## EXERCISE PROMPT
Go through the entries below and write each one out exactly.

## MATERIAL PROVIDED
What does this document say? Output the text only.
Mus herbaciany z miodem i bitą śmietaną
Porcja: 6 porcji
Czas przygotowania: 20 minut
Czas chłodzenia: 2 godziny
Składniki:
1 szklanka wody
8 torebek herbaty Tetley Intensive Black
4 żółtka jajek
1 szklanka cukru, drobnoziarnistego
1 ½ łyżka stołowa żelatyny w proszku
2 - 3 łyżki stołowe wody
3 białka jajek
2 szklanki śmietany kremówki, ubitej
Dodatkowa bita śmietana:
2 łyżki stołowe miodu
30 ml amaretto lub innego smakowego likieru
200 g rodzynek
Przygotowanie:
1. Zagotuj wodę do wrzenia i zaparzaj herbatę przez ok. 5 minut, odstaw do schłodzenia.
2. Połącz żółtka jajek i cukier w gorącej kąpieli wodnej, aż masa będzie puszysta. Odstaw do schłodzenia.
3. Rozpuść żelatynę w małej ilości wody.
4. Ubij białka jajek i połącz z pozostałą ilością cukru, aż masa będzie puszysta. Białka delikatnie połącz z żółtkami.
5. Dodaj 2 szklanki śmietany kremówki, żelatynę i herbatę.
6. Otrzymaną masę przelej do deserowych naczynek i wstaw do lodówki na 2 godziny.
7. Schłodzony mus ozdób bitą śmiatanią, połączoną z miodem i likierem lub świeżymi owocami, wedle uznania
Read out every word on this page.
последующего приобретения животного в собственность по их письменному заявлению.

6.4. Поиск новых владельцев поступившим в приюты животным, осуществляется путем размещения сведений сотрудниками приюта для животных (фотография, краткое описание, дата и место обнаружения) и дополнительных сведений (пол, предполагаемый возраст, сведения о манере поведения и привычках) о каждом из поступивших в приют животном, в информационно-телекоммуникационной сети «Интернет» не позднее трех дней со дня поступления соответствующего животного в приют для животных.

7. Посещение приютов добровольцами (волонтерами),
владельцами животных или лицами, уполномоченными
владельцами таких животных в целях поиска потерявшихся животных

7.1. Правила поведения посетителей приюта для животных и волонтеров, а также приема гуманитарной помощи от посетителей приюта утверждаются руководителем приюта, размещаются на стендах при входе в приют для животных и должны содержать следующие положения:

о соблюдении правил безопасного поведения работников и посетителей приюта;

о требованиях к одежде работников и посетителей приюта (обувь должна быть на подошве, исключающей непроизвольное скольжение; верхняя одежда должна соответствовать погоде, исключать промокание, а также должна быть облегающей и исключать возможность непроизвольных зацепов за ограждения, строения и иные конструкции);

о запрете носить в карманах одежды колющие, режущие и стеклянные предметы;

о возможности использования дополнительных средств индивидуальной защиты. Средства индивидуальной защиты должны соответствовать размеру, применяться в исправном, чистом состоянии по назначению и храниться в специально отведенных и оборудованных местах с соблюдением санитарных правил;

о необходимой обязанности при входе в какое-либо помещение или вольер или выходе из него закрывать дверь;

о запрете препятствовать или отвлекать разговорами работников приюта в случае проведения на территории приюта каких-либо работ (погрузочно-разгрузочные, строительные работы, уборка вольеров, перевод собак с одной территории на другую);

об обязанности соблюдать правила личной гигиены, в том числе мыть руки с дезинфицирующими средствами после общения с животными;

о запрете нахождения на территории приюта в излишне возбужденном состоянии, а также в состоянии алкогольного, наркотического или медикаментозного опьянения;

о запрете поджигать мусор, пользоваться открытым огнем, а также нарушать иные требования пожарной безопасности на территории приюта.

## ANSWER TO THIS PROBLEM
What does this document say? Output the text only.
Mus herbaciany z miodem i bitą śmietaną
Porcja: 6 porcji
Czas przygotowania: 20 minut
Czas chłodzenia: 2 godziny
Składniki:
1 szklanka wody
8 torebek herbaty Tetley Intensive Black
4 żółtka jajek
1 szklanka cukru, drobnoziarnistego
1 ½ łyżka stołowa żelatyny w proszku
2 - 3 łyżki stołowe wody
3 białka jajek
2 szklanki śmietany kremówki, ubitej
Dodatkowa bita śmietana:
2 łyżki stołowe miodu
30 ml amaretto lub innego smakowego likieru
200 g rodzynek
Przygotowanie:
1. Zagotuj wodę do wrzenia i zaparzaj herbatę przez ok. 5 minut, odstaw do schłodzenia.
2. Połącz żółtka jajek i cukier w gorącej kąpieli wodnej, aż masa będzie puszysta. Odstaw do schłodzenia.
3. Rozpuść żelatynę w małej ilości wody.
4. Ubij białka jajek i połącz z pozostałą ilością cukru, aż masa będzie puszysta. Białka delikatnie połącz z żółtkami.
5. Dodaj 2 szklanki śmietany kremówki, żelatynę i herbatę.
6. Otrzymaną masę przelej do deserowych naczynek i wstaw do lodówki na 2 godziny.
7. Schłodzony mus ozdób bitą śmiatanią, połączoną z miodem i likierem lub świeżymi owocami, wedle uznania
Read out every word on this page.
последующего приобретения животного в собственность по их письменному заявлению.

6.4. Поиск новых владельцев поступившим в приюты животным, осуществляется путем размещения сведений сотрудниками приюта для животных (фотография, краткое описание, дата и место обнаружения) и дополнительных сведений (пол, предполагаемый возраст, сведения о манере поведения и привычках) о каждом из поступивших в приют животном, в информационно-телекоммуникационной сети «Интернет» не позднее трех дней со дня поступления соответствующего животного в приют для животных.

7. Посещение приютов добровольцами (волонтерами),
владельцами животных или лицами, уполномоченными
владельцами таких животных в целях поиска потерявшихся животных

7.1. Правила поведения посетителей приюта для животных и волонтеров, а также приема гуманитарной помощи от посетителей приюта утверждаются руководителем приюта, размещаются на стендах при входе в приют для животных и должны содержать следующие положения:

о соблюдении правил безопасного поведения работников и посетителей приюта;

о требованиях к одежде работников и посетителей приюта (обувь должна быть на подошве, исключающей непроизвольное скольжение; верхняя одежда должна соответствовать погоде, исключать промокание, а также должна быть облегающей и исключать возможность непроизвольных зацепов за ограждения, строения и иные конструкции);

о запрете носить в карманах одежды колющие, режущие и стеклянные предметы;

о возможности использования дополнительных средств индивидуальной защиты. Средства индивидуальной защиты должны соответствовать размеру, применяться в исправном, чистом состоянии по назначению и храниться в специально отведенных и оборудованных местах с соблюдением санитарных правил;

о необходимой обязанности при входе в какое-либо помещение или вольер или выходе из него закрывать дверь;

о запрете препятствовать или отвлекать разговорами работников приюта в случае проведения на территории приюта каких-либо работ (погрузочно-разгрузочные, строительные работы, уборка вольеров, перевод собак с одной территории на другую);

об обязанности соблюдать правила личной гигиены, в том числе мыть руки с дезинфицирующими средствами после общения с животными;

о запрете нахождения на территории приюта в излишне возбужденном состоянии, а также в состоянии алкогольного, наркотического или медикаментозного опьянения;

о запрете поджигать мусор, пользоваться открытым огнем, а также нарушать иные требования пожарной безопасности на территории приюта.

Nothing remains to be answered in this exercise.